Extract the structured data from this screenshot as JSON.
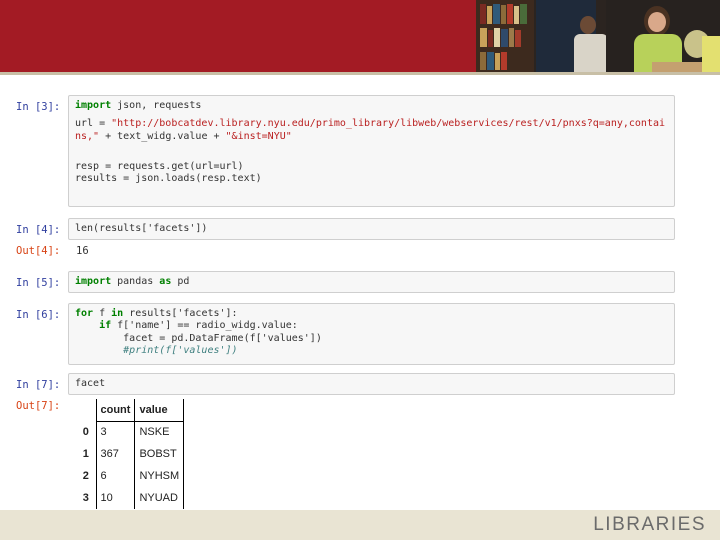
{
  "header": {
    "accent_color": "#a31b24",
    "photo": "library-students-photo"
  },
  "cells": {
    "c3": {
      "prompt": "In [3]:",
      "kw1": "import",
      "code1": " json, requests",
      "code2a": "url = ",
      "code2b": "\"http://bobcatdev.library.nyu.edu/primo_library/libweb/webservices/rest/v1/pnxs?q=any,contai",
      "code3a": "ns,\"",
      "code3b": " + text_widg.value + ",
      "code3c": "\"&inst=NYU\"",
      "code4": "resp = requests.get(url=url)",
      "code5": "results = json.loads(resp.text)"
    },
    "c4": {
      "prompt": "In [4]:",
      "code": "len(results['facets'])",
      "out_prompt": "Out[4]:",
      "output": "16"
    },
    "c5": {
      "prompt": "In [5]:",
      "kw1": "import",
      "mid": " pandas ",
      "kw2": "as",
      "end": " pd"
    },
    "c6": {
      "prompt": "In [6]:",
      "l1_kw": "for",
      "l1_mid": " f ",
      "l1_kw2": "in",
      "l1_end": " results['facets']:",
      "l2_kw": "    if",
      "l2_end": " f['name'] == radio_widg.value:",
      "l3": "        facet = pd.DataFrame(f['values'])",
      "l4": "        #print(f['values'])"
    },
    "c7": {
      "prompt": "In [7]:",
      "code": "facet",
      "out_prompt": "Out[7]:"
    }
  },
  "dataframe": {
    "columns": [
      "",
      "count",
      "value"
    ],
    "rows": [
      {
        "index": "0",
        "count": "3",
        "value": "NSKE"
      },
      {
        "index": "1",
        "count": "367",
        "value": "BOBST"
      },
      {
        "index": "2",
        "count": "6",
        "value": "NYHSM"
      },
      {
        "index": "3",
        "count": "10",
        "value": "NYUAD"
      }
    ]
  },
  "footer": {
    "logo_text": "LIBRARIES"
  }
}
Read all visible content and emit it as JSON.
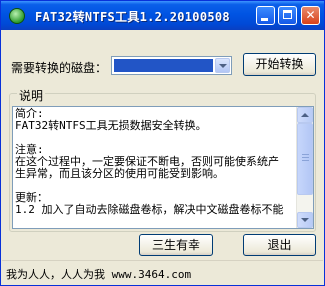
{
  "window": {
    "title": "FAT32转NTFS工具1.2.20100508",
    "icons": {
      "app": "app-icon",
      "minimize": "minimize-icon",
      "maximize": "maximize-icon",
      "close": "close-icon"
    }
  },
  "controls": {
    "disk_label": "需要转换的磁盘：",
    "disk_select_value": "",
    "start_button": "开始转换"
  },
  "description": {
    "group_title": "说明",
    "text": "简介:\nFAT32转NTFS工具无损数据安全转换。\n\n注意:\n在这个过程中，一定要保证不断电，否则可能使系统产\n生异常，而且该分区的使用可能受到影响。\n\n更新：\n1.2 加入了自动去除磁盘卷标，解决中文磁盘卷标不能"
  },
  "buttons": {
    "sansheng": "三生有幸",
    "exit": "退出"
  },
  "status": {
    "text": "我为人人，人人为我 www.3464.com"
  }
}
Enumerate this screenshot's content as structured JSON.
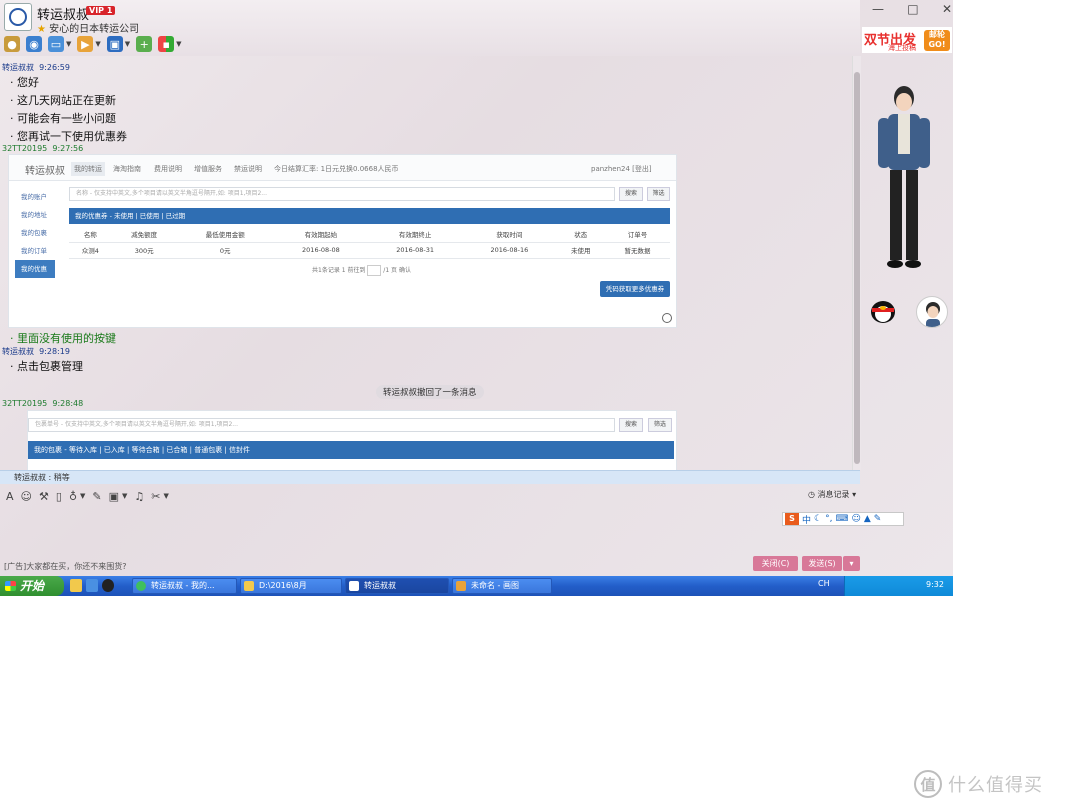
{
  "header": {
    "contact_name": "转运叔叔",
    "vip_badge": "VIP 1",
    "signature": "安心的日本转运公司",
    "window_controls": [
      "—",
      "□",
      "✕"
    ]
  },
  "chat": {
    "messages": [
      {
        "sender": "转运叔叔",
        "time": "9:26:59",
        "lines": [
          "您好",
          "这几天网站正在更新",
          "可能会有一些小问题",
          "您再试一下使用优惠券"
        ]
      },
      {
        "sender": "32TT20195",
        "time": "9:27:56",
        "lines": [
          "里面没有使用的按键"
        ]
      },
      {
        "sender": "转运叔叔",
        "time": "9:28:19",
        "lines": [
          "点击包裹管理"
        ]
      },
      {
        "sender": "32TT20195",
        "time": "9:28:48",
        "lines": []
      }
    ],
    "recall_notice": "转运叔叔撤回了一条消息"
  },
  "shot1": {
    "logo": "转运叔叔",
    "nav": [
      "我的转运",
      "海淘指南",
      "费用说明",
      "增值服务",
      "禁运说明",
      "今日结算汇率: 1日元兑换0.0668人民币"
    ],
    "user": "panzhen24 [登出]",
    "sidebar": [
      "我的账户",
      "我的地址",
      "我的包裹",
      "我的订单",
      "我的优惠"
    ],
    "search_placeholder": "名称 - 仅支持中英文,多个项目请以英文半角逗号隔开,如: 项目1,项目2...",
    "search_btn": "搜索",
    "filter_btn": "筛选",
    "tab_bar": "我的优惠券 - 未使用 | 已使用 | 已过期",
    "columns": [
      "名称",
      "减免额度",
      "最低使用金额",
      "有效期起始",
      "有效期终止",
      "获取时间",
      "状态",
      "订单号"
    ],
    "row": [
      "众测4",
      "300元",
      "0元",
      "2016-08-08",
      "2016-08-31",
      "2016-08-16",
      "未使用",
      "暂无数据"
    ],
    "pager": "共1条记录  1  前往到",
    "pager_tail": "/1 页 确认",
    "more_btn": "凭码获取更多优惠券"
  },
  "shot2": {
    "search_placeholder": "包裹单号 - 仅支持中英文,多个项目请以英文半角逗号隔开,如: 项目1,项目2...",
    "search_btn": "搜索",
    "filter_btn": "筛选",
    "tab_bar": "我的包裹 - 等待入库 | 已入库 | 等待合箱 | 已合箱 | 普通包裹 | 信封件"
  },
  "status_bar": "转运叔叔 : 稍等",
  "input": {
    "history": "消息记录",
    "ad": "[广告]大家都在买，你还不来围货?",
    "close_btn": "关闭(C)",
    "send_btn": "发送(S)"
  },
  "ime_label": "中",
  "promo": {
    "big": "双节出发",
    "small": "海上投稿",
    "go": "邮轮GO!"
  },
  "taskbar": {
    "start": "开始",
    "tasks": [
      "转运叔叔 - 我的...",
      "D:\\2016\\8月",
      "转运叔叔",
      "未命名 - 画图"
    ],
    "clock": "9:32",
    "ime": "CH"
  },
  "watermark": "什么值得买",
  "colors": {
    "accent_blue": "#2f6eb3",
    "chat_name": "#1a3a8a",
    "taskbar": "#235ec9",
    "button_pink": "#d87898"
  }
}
---------------
- **To be done**
Output every entry verbatim. Pictures do not belong in the copy.

- **Task output**
Extract the structured data from this screenshot as JSON.
{
  "header": {
    "accent_color": "#a31b24",
    "photo": "library-students-photo"
  },
  "cells": {
    "c3": {
      "prompt": "In [3]:",
      "kw1": "import",
      "code1": " json, requests",
      "code2a": "url = ",
      "code2b": "\"http://bobcatdev.library.nyu.edu/primo_library/libweb/webservices/rest/v1/pnxs?q=any,contai",
      "code3a": "ns,\"",
      "code3b": " + text_widg.value + ",
      "code3c": "\"&inst=NYU\"",
      "code4": "resp = requests.get(url=url)",
      "code5": "results = json.loads(resp.text)"
    },
    "c4": {
      "prompt": "In [4]:",
      "code": "len(results['facets'])",
      "out_prompt": "Out[4]:",
      "output": "16"
    },
    "c5": {
      "prompt": "In [5]:",
      "kw1": "import",
      "mid": " pandas ",
      "kw2": "as",
      "end": " pd"
    },
    "c6": {
      "prompt": "In [6]:",
      "l1_kw": "for",
      "l1_mid": " f ",
      "l1_kw2": "in",
      "l1_end": " results['facets']:",
      "l2_kw": "    if",
      "l2_end": " f['name'] == radio_widg.value:",
      "l3": "        facet = pd.DataFrame(f['values'])",
      "l4": "        #print(f['values'])"
    },
    "c7": {
      "prompt": "In [7]:",
      "code": "facet",
      "out_prompt": "Out[7]:"
    }
  },
  "dataframe": {
    "columns": [
      "",
      "count",
      "value"
    ],
    "rows": [
      {
        "index": "0",
        "count": "3",
        "value": "NSKE"
      },
      {
        "index": "1",
        "count": "367",
        "value": "BOBST"
      },
      {
        "index": "2",
        "count": "6",
        "value": "NYHSM"
      },
      {
        "index": "3",
        "count": "10",
        "value": "NYUAD"
      }
    ]
  },
  "footer": {
    "logo_text": "LIBRARIES"
  }
}
Read all visible content and emit it as JSON.
{
  "window": {
    "title": "FAT32转NTFS工具1.2.20100508",
    "icons": {
      "app": "app-icon",
      "minimize": "minimize-icon",
      "maximize": "maximize-icon",
      "close": "close-icon"
    }
  },
  "controls": {
    "disk_label": "需要转换的磁盘：",
    "disk_select_value": "",
    "start_button": "开始转换"
  },
  "description": {
    "group_title": "说明",
    "text": "简介:\nFAT32转NTFS工具无损数据安全转换。\n\n注意:\n在这个过程中，一定要保证不断电，否则可能使系统产\n生异常，而且该分区的使用可能受到影响。\n\n更新：\n1.2 加入了自动去除磁盘卷标，解决中文磁盘卷标不能"
  },
  "buttons": {
    "sansheng": "三生有幸",
    "exit": "退出"
  },
  "status": {
    "text": "我为人人，人人为我 www.3464.com"
  }
}
Enumerate this screenshot's content as structured JSON.
{
  "header": {
    "contact_name": "转运叔叔",
    "vip_badge": "VIP 1",
    "signature": "安心的日本转运公司",
    "window_controls": [
      "—",
      "□",
      "✕"
    ]
  },
  "chat": {
    "messages": [
      {
        "sender": "转运叔叔",
        "time": "9:26:59",
        "lines": [
          "您好",
          "这几天网站正在更新",
          "可能会有一些小问题",
          "您再试一下使用优惠券"
        ]
      },
      {
        "sender": "32TT20195",
        "time": "9:27:56",
        "lines": [
          "里面没有使用的按键"
        ]
      },
      {
        "sender": "转运叔叔",
        "time": "9:28:19",
        "lines": [
          "点击包裹管理"
        ]
      },
      {
        "sender": "32TT20195",
        "time": "9:28:48",
        "lines": []
      }
    ],
    "recall_notice": "转运叔叔撤回了一条消息"
  },
  "shot1": {
    "logo": "转运叔叔",
    "nav": [
      "我的转运",
      "海淘指南",
      "费用说明",
      "增值服务",
      "禁运说明",
      "今日结算汇率: 1日元兑换0.0668人民币"
    ],
    "user": "panzhen24 [登出]",
    "sidebar": [
      "我的账户",
      "我的地址",
      "我的包裹",
      "我的订单",
      "我的优惠"
    ],
    "search_placeholder": "名称 - 仅支持中英文,多个项目请以英文半角逗号隔开,如: 项目1,项目2...",
    "search_btn": "搜索",
    "filter_btn": "筛选",
    "tab_bar": "我的优惠券 - 未使用 | 已使用 | 已过期",
    "columns": [
      "名称",
      "减免额度",
      "最低使用金额",
      "有效期起始",
      "有效期终止",
      "获取时间",
      "状态",
      "订单号"
    ],
    "row": [
      "众测4",
      "300元",
      "0元",
      "2016-08-08",
      "2016-08-31",
      "2016-08-16",
      "未使用",
      "暂无数据"
    ],
    "pager": "共1条记录  1  前往到",
    "pager_tail": "/1 页 确认",
    "more_btn": "凭码获取更多优惠券"
  },
  "shot2": {
    "search_placeholder": "包裹单号 - 仅支持中英文,多个项目请以英文半角逗号隔开,如: 项目1,项目2...",
    "search_btn": "搜索",
    "filter_btn": "筛选",
    "tab_bar": "我的包裹 - 等待入库 | 已入库 | 等待合箱 | 已合箱 | 普通包裹 | 信封件"
  },
  "status_bar": "转运叔叔 : 稍等",
  "input": {
    "history": "消息记录",
    "ad": "[广告]大家都在买，你还不来围货?",
    "close_btn": "关闭(C)",
    "send_btn": "发送(S)"
  },
  "ime_label": "中",
  "promo": {
    "big": "双节出发",
    "small": "海上投稿",
    "go": "邮轮GO!"
  },
  "taskbar": {
    "start": "开始",
    "tasks": [
      "转运叔叔 - 我的...",
      "D:\\2016\\8月",
      "转运叔叔",
      "未命名 - 画图"
    ],
    "clock": "9:32",
    "ime": "CH"
  },
  "watermark": "什么值得买",
  "colors": {
    "accent_blue": "#2f6eb3",
    "chat_name": "#1a3a8a",
    "taskbar": "#235ec9",
    "button_pink": "#d87898"
  }
}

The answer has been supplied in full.